- [TEXT UNDER STUDY]:

*-*-*

Evrovidenie "Pesnya-95" was the national final format developed by ORT in order to select Russia's entry for the Eurovision Song Contest 1995. The competition was aired on 30 April 1995 on ORT. Eight songs competed and the winner was set to be selected by the votes of an expert jury panel. In the end, the jury came to the conclusion that none of the participants deserves to represent Russia and therefore final ended without a winner.

Final – 30 April 1995
| Draw | Artist | Song | Votes | Place |
|---|---|---|---|---|
| 1 | Vasily Bogatyrev [id] | "Portret" (Портрет) | 0% | 3 |
| 2 | Diana Shagaeva | "Zvezda" (Звезда) | 0% | 3 |
| 3 | Inesh Kdyrova [uk] | "Ya vizhu solntse" (Я вижу солнце) | 0% | 3 |
| 4 | Olga Dzusova | "Maska" (Маска) | 0% | 3 |
| 5 | Aleksey Moldaliev [ru] | "Dlya tebya" (Для тебя) | 0% | 3 |
| 6 | Oksana Pavlovskaya | "V sinem sne" (В синем сне) | 50% | 1 |
| 7 | Viktoria Vita | "Epitafiya" (Эпитафия) | 50% | 1 |
| 8 | Natalia Shturm [ru] | "Monetka" (Монетка) | 0% | 3 |

According to Olga Dzusova— who was among the participants, following the close of the national selection, the European Broadcasting Union sent ORT a letter proposing them to send either Oksana Pavlovskaya, Viktoria Vita, or Dzusova herself. However, ORT allegedly disposed of the letter and proceeded to internally select their act instead.

*-*-*

- [MATERIAL PROVIDED]:
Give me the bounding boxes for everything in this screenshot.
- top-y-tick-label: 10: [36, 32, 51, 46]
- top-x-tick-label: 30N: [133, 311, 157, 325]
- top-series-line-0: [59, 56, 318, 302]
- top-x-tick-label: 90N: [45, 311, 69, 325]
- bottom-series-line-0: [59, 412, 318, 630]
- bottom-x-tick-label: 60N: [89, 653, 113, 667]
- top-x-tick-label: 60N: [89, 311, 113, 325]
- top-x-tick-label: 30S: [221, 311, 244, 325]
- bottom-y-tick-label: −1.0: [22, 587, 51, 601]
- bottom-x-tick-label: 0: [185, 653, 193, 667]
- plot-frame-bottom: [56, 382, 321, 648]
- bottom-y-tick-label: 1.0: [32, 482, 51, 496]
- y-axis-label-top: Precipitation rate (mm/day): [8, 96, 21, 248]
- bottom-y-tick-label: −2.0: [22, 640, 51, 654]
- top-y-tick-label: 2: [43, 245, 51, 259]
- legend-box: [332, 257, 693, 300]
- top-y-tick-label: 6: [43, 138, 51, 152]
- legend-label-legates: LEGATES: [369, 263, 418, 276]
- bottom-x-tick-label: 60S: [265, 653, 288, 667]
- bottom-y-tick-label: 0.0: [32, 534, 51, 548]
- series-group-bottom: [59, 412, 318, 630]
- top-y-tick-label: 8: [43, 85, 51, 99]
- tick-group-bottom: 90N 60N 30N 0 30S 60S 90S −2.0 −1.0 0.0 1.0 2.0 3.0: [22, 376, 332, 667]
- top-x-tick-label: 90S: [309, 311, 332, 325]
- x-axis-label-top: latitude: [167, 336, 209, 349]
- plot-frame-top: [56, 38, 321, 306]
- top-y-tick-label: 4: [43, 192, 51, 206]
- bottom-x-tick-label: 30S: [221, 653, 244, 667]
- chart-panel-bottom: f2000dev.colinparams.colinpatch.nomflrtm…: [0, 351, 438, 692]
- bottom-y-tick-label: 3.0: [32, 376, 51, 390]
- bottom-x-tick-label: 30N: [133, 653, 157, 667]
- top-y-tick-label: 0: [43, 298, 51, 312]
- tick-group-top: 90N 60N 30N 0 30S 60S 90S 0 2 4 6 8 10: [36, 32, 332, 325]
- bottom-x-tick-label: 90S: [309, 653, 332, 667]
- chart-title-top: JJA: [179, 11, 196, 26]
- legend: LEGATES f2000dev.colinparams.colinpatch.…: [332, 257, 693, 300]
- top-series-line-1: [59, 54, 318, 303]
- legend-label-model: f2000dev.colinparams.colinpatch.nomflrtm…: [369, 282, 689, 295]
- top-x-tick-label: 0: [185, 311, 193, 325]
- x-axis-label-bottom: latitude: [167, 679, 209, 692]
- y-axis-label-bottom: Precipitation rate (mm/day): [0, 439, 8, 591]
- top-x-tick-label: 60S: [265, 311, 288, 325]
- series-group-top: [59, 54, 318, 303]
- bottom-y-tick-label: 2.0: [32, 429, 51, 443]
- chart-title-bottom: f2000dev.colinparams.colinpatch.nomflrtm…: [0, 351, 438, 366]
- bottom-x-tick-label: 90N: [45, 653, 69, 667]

*-*-*

- [WORK TASK A]:
From the text on Russia's 1995 Eurovision national final, output the passage between "According to Olga" and "their act instead.", inclusive.
- [WORK TASK B]:
According to the text on Russia's 1995 Eurovision national final, how was the winner supposed to be selected?

- [OUTPUT A]:
According to Olga Dzusova— who was among the participants, following the close of the national selection, the European Broadcasting Union sent ORT a letter proposing them to send either Oksana Pavlovskaya, Viktoria Vita, or Dzusova herself. However, ORT allegedly disposed of the letter and proceeded to internally select their act instead.

- [OUTPUT B]:
By the votes of an expert jury panel.